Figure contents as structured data
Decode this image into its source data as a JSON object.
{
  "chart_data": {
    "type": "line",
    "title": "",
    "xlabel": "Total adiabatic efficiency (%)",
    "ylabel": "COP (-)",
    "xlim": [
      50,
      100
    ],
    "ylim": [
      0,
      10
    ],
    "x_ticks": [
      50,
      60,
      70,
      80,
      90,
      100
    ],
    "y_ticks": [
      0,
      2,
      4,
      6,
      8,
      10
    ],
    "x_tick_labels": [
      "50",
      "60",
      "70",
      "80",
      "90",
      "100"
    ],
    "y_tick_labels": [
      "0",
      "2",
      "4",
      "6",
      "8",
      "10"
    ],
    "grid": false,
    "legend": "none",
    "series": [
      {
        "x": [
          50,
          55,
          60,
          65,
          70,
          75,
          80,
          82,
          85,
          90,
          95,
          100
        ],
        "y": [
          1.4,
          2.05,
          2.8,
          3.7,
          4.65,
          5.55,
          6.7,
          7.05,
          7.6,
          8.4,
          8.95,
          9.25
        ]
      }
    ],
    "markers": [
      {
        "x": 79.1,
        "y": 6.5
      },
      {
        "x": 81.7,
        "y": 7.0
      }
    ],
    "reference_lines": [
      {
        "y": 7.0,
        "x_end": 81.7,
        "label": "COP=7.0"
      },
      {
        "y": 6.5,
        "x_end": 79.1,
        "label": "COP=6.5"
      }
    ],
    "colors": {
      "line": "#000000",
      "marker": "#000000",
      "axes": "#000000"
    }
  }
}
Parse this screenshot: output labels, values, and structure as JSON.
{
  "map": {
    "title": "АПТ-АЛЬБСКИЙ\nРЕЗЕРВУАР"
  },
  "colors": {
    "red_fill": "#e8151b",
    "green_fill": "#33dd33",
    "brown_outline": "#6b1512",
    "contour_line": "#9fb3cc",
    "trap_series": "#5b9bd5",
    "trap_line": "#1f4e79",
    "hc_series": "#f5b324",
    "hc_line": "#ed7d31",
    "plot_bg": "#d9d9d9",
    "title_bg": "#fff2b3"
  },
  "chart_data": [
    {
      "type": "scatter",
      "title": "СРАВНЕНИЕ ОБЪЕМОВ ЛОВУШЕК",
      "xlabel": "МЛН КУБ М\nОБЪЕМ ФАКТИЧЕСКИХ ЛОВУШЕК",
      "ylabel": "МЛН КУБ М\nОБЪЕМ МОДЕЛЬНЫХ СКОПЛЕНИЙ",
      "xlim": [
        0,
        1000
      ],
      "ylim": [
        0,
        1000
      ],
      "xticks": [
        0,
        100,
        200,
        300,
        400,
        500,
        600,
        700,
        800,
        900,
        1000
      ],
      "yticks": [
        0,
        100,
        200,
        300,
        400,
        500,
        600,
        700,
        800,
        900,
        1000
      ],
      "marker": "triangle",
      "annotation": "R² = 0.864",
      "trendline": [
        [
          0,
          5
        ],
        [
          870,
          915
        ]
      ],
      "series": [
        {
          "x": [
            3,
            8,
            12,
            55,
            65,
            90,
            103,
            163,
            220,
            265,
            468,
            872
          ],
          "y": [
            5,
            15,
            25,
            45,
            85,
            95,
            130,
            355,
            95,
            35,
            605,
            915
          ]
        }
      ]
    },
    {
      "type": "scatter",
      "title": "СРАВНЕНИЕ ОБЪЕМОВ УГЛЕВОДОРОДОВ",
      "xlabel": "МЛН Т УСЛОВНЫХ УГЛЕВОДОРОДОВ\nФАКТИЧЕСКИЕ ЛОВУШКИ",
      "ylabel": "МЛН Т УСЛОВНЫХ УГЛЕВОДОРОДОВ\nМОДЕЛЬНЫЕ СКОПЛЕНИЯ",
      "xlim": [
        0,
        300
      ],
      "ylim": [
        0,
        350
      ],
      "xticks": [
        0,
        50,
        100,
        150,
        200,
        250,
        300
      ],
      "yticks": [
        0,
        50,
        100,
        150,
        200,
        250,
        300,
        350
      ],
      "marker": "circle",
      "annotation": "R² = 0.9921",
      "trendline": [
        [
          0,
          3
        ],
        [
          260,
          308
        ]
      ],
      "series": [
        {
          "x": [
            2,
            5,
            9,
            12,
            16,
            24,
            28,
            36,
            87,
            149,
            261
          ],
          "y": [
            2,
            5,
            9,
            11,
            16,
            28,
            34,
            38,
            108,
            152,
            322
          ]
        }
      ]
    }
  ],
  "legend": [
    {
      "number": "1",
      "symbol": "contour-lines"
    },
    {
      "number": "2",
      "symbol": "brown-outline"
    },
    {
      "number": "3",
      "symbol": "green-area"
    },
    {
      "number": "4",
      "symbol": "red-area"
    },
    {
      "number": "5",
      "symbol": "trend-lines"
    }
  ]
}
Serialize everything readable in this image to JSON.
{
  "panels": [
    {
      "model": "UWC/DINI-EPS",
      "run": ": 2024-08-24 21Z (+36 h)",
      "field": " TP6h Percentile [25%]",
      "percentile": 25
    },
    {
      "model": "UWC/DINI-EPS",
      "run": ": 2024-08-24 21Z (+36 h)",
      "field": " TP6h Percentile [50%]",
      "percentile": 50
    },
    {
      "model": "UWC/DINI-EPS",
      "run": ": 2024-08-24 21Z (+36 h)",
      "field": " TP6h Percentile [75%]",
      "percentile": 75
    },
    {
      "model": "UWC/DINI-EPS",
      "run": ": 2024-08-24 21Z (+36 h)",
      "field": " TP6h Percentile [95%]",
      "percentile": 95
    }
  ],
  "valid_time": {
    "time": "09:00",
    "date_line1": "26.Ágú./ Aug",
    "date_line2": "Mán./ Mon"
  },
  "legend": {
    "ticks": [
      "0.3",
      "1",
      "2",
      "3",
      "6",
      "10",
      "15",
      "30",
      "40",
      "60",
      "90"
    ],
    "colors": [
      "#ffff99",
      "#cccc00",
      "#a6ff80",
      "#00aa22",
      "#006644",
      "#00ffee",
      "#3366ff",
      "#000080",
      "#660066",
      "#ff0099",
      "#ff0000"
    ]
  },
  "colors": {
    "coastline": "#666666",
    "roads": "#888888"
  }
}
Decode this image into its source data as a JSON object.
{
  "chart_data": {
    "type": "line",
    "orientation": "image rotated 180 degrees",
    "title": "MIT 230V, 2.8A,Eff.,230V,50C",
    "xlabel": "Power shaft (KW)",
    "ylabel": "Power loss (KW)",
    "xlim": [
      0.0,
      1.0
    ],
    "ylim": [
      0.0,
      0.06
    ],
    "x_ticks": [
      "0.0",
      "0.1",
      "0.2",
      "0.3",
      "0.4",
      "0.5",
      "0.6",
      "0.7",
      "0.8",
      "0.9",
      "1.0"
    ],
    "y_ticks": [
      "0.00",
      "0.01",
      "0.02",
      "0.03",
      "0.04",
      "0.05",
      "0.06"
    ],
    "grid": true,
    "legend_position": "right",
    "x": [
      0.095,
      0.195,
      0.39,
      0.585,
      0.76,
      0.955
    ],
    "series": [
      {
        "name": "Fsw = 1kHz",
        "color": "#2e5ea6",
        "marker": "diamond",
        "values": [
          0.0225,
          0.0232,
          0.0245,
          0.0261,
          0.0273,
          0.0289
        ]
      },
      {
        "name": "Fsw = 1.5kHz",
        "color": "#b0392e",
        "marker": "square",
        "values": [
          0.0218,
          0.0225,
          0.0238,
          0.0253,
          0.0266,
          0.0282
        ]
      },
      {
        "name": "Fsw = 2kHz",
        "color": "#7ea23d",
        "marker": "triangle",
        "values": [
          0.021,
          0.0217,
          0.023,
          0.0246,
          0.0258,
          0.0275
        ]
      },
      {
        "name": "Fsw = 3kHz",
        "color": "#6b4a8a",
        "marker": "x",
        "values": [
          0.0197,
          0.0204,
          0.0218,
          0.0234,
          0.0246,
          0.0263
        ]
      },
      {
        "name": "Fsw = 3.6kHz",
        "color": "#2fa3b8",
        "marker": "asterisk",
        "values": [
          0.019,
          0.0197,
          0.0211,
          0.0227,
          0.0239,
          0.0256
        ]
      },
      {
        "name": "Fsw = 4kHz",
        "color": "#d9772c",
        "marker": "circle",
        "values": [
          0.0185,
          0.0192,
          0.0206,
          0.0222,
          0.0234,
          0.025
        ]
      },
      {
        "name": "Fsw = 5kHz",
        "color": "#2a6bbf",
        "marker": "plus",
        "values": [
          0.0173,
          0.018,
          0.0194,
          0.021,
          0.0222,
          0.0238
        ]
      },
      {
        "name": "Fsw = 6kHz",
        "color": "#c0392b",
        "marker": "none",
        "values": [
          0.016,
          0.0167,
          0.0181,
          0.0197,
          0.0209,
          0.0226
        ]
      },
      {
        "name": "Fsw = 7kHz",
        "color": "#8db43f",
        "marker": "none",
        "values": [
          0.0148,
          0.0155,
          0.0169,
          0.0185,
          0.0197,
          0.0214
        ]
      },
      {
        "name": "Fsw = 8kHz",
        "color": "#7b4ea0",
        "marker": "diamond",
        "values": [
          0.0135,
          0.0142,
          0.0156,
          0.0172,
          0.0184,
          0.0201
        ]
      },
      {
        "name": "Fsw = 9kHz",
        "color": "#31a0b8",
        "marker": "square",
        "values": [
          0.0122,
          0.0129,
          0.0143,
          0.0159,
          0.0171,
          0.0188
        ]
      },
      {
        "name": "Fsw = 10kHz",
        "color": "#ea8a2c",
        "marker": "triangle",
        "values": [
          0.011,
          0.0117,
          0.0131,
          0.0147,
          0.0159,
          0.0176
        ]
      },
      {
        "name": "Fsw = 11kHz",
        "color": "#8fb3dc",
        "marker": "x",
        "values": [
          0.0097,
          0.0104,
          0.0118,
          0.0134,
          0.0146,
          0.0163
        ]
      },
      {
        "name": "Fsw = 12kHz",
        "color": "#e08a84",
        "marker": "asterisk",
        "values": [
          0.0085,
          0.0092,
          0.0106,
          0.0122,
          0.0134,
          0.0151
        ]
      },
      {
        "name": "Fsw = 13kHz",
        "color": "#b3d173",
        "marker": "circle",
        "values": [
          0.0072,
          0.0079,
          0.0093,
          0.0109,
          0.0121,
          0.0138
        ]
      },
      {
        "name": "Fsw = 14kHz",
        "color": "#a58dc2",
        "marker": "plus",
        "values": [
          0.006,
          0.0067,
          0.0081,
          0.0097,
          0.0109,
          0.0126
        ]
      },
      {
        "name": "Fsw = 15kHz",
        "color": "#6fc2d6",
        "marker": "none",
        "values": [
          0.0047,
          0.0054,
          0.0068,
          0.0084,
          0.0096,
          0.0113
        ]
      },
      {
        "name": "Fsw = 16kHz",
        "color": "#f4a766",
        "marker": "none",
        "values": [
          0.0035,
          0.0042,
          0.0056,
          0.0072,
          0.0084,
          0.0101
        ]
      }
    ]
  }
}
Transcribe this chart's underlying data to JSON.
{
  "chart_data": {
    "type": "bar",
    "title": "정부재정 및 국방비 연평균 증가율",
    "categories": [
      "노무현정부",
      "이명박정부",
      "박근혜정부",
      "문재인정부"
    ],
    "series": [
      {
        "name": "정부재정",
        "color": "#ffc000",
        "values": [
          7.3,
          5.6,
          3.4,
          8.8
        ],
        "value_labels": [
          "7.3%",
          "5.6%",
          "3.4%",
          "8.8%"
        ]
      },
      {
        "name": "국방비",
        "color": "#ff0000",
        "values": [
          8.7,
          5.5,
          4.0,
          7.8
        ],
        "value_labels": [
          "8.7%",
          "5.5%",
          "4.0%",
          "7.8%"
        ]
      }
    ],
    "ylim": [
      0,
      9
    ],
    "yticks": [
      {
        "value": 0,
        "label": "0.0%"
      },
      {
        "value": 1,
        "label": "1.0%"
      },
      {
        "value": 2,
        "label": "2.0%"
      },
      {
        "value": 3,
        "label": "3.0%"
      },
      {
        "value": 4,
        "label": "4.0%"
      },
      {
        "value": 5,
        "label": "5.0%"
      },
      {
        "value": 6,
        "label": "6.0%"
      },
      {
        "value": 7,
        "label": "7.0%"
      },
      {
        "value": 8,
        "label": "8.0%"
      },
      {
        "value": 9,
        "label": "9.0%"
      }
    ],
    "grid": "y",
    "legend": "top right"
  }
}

● Job: Scan the material above for the word "this". Copy each line where it occurs.

● Task response:
Decode this image into its source data as a JSON object.
Parse this screenshot: output labels, values, and structure as JSON.
Serialize everything readable in this image to JSON.
Decode this image into its source data as a JSON object.
Transcribe this chart's underlying data to JSON.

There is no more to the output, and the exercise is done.